**Source text**

====

This pattern contradicts standard economic theory, which predicts that tariffs should raise business costs and lead to higher consumer prices. Instead, the researchers observe tariff increases associated with both lower inflation and higher unemployment, a combination the authors say more consistent with a negative demand shock than a supply-side cost increase.
“These findings point towards tariff shocks acting through an aggregate demand channel,” the authors conclude.
However, the researchers do not identify the specific mechanism. They note that when tariffs increased, stock prices fell and market volatility spiked, which could reflect uncertainty dampening economic sentiment. But they stop short of proving this is what actually happens. Alternative explanations remain plausible: tariffs could strengthen domestic workers’ bargaining power, raising wages and reducing firms’ hiring at the margin, while foreign competitors simultaneously cut prices to maintain market share. Distinguishing between these competing mechanisms would require examining wage dynamics and sectoral pricing patterns, data the paper does not analyze.
A Reconsideration of Trade Theory
The paper’s findings overturn decades of consensus among mainstream economists about tariff effects. Trade theory has long held that tariffs are economically inefficient, raising consumer prices while reducing overall prosperity. Yet this study of 150 years of actual tariff episodes suggests the real-world effects are far more complex than textbook models suggest.
The research suggests that tariff shocks operate primarily through aggregate demand mechanisms rather than through the simple cost-push mechanism that trade models emphasize. This distinction matters enormously. It means that tariffs can be used as a policy tool without triggering the consumer price spirals that economists have warned about for generations.
Although, even here, the results are merely suggestive. It’s not clear from the research why tariffs push down inflation and employment, only that they do.

====

**Given request A**
In the tariff research passage, list every outcome it reports as having accompanied tariff increases.

**Material provided**

====

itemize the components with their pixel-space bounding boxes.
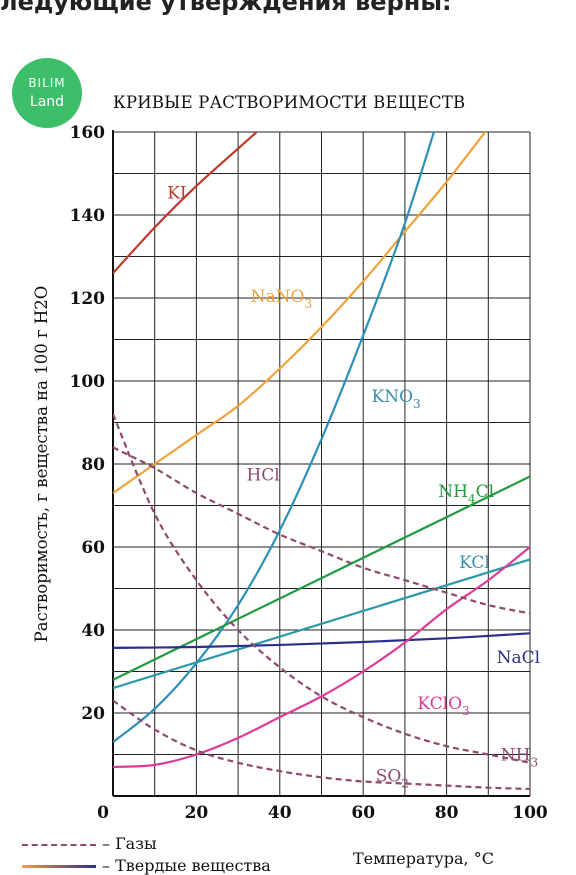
legend-solids: – Твердые вещества: [22, 856, 271, 875]
series-line-kno3: [113, 132, 436, 743]
series-line-nh3: [113, 413, 530, 764]
x-tick-label: 80: [435, 803, 459, 823]
x-tick-label: 20: [185, 803, 209, 823]
y-axis-label: Растворимость, г вещества на 100 г H2O: [32, 286, 51, 643]
legend-solid-swatch: [22, 865, 96, 868]
y-tick-label: 100: [70, 372, 106, 392]
legend-gases-label: – Газы: [102, 834, 157, 853]
series-label-nh4cl: NH4Cl: [438, 482, 494, 506]
x-tick-label: 60: [351, 803, 375, 823]
legend-dashed-swatch: [22, 843, 96, 846]
series-group: [113, 132, 530, 791]
y-tick-label: 80: [81, 455, 105, 475]
header-text: ледующие утверждения верны:: [0, 0, 452, 16]
series-label-kno3: KNO3: [372, 387, 421, 411]
logo-line2: Land: [29, 94, 65, 110]
series-line-nano3: [113, 132, 487, 494]
series-line-hcl: [113, 446, 530, 615]
x-tick-label: 0: [97, 803, 109, 823]
x-tick-label: 100: [512, 803, 548, 823]
series-line-so2: [113, 699, 530, 791]
series-line-kcl: [113, 558, 530, 690]
series-label-nano3: NaNO3: [251, 287, 312, 311]
chart-title: КРИВЫЕ РАСТВОРИМОСТИ ВЕЩЕСТВ: [113, 93, 466, 112]
legend-gases: – Газы: [22, 834, 157, 853]
logo-line1: BILIM: [28, 76, 66, 90]
series-label-so2: SO2: [376, 766, 409, 790]
y-tick-label: 20: [81, 704, 105, 724]
y-tick-label: 60: [81, 538, 105, 558]
series-label-ki: KI: [167, 183, 186, 203]
series-line-nh4cl: [113, 475, 530, 681]
series-label-kclo3: KClO3: [417, 694, 469, 718]
bilimland-logo: BILIM Land: [12, 58, 82, 128]
series-label-nacl: NaCl: [497, 648, 540, 668]
series-label-kcl: KCl: [459, 553, 490, 573]
legend-solids-label: – Твердые вещества: [102, 856, 271, 875]
series-line-nacl: [113, 632, 530, 649]
x-tick-label: 40: [268, 803, 292, 823]
series-label-hcl: HCl: [246, 466, 279, 486]
series-line-ki: [113, 132, 259, 274]
series-label-nh3: NH3: [501, 746, 538, 770]
y-tick-label: 140: [70, 206, 106, 226]
x-axis-label: Температура, °С: [353, 849, 494, 868]
y-tick-label: 160: [70, 123, 106, 143]
y-tick-label: 40: [81, 621, 105, 641]
series-line-kclo3: [113, 546, 530, 769]
y-tick-label: 120: [70, 289, 106, 309]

====

**Given request B**
Copy out the lines of the listing from the line with "legend-solids: – Твердые" to the line with "x-tick-label: 0: [97, 803, 109, 823]", keeping each line unchanged.

**Complete response A**
- Lower inflation
- Higher unemployment
- Falling stock prices
- Spiking market volatility

**Complete response B**
legend-solids: – Твердые вещества: [22, 856, 271, 875]
series-line-kno3: [113, 132, 436, 743]
series-line-nh3: [113, 413, 530, 764]
x-tick-label: 80: [435, 803, 459, 823]
x-tick-label: 20: [185, 803, 209, 823]
y-axis-label: Растворимость, г вещества на 100 г H2O: [32, 286, 51, 643]
legend-solid-swatch: [22, 865, 96, 868]
y-tick-label: 100: [70, 372, 106, 392]
legend-gases-label: – Газы: [102, 834, 157, 853]
series-label-nh4cl: NH4Cl: [438, 482, 494, 506]
x-tick-label: 60: [351, 803, 375, 823]
legend-dashed-swatch: [22, 843, 96, 846]
series-group: [113, 132, 530, 791]
y-tick-label: 80: [81, 455, 105, 475]
header-text: ледующие утверждения верны:: [0, 0, 452, 16]
series-label-kno3: KNO3: [372, 387, 421, 411]
logo-line2: Land: [29, 94, 65, 110]
series-line-nano3: [113, 132, 487, 494]
series-line-hcl: [113, 446, 530, 615]
x-tick-label: 0: [97, 803, 109, 823]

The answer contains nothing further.